=== Source material ===
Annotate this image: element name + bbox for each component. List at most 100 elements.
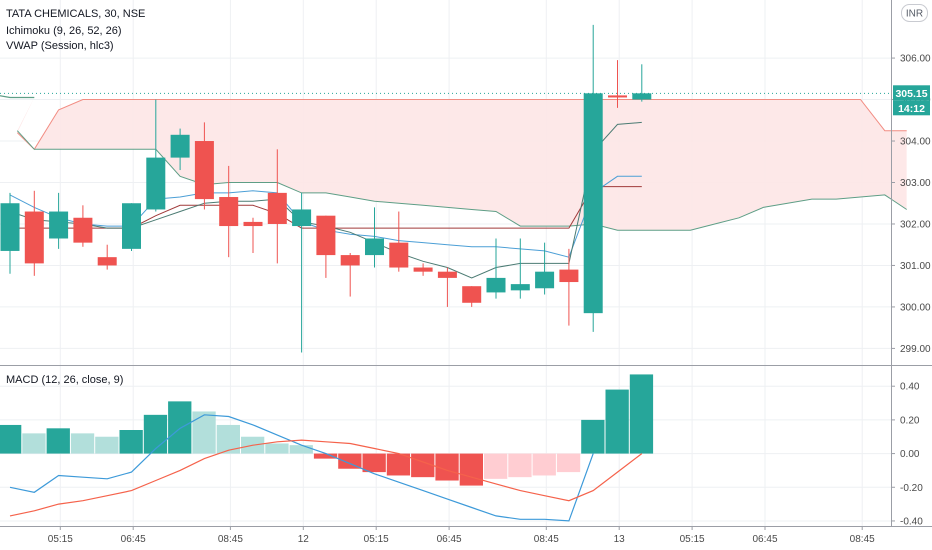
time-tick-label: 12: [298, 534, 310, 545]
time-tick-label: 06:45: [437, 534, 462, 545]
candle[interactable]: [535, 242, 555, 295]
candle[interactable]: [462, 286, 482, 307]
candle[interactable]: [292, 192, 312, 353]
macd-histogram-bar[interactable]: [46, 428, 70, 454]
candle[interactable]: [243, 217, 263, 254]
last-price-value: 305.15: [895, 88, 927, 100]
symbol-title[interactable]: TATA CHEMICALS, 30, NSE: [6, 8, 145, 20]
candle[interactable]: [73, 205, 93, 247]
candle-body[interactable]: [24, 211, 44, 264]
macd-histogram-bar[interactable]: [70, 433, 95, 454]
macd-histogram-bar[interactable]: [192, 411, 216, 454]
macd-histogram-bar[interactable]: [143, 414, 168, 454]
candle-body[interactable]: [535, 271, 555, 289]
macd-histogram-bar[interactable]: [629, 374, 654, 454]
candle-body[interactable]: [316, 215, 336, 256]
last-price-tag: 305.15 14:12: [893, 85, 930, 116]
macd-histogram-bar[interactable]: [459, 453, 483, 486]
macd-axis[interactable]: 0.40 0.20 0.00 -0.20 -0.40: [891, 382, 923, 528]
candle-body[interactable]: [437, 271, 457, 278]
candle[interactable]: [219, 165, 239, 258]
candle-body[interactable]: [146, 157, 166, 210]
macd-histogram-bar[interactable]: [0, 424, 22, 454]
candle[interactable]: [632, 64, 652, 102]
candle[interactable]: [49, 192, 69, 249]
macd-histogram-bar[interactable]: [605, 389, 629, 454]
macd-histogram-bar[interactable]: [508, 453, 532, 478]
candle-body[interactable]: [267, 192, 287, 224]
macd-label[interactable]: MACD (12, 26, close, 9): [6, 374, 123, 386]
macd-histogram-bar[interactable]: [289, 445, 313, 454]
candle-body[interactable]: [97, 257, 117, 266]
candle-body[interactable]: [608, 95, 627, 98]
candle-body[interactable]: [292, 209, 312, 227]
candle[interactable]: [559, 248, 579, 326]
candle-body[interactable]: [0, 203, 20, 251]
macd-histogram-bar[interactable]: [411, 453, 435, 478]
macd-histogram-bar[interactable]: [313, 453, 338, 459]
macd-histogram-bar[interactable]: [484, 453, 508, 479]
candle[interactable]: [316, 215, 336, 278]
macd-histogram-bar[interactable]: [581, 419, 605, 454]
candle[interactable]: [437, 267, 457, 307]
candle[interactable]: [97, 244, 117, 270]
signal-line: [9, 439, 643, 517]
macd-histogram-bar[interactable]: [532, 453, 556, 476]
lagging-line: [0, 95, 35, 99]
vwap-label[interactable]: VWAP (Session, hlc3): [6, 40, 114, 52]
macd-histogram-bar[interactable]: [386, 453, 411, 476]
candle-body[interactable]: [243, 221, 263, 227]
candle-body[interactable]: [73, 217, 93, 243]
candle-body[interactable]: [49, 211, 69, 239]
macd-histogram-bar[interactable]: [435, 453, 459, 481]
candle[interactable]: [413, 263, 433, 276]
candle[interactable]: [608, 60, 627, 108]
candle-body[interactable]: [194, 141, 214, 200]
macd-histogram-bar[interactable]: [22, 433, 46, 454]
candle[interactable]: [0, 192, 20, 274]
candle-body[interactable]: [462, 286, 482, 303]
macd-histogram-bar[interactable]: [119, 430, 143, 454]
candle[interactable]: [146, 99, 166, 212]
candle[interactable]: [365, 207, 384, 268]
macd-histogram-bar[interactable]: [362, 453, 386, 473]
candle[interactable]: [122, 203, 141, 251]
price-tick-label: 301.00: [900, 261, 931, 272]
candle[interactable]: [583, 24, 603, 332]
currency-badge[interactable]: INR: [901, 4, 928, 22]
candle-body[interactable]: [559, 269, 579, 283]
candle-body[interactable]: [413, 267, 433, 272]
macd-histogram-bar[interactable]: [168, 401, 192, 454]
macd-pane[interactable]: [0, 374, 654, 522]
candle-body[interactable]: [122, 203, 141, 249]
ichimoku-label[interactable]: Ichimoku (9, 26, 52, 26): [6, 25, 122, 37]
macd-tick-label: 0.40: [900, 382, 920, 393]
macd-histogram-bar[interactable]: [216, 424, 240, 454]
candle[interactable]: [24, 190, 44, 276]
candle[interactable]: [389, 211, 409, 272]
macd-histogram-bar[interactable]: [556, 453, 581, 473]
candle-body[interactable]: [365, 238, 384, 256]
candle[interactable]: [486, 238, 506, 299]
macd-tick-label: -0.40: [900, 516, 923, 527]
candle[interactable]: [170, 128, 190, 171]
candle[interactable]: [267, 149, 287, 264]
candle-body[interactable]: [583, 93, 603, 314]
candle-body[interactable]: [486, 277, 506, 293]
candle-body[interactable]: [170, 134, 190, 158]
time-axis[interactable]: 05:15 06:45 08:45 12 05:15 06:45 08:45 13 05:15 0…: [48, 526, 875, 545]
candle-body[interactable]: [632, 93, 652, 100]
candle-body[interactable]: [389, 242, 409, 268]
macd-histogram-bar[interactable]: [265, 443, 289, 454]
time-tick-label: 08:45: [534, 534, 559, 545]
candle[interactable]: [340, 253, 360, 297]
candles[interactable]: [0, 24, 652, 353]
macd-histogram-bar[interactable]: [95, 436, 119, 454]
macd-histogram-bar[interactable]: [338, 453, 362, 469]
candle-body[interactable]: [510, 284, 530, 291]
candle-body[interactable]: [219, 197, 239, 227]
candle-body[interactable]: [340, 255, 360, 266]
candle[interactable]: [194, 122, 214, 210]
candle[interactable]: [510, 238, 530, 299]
---
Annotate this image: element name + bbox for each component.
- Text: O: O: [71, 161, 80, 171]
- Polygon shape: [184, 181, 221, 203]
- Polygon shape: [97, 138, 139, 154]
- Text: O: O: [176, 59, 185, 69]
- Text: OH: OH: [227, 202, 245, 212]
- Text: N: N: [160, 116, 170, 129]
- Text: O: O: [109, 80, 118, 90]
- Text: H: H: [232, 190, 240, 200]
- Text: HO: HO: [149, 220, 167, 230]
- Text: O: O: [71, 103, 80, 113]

=== Aim of the task ===
Reproduce verbatim the items from the line with "time-tick-label: 12: [298, 534, 310, 545]" to the line with "macd-histogram-bar[interactable]: [0, 424, 22, 454]", including both of those lines.

=== Complete response ===
time-tick-label: 12: [298, 534, 310, 545]
time-tick-label: 06:45: [437, 534, 462, 545]
candle[interactable]: [535, 242, 555, 295]
candle[interactable]: [462, 286, 482, 307]
candle[interactable]: [292, 192, 312, 353]
macd-histogram-bar[interactable]: [46, 428, 70, 454]
candle[interactable]: [243, 217, 263, 254]
last-price-value: 305.15: [895, 88, 927, 100]
symbol-title[interactable]: TATA CHEMICALS, 30, NSE: [6, 8, 145, 20]
candle[interactable]: [73, 205, 93, 247]
candle-body[interactable]: [24, 211, 44, 264]
macd-histogram-bar[interactable]: [70, 433, 95, 454]
macd-histogram-bar[interactable]: [192, 411, 216, 454]
macd-histogram-bar[interactable]: [143, 414, 168, 454]
candle-body[interactable]: [535, 271, 555, 289]
macd-histogram-bar[interactable]: [629, 374, 654, 454]
candle-body[interactable]: [316, 215, 336, 256]
last-price-tag: 305.15 14:12: [893, 85, 930, 116]
macd-histogram-bar[interactable]: [459, 453, 483, 486]
macd-axis[interactable]: 0.40 0.20 0.00 -0.20 -0.40: [891, 382, 923, 528]
candle-body[interactable]: [437, 271, 457, 278]
candle[interactable]: [219, 165, 239, 258]
candle-body[interactable]: [146, 157, 166, 210]
macd-histogram-bar[interactable]: [0, 424, 22, 454]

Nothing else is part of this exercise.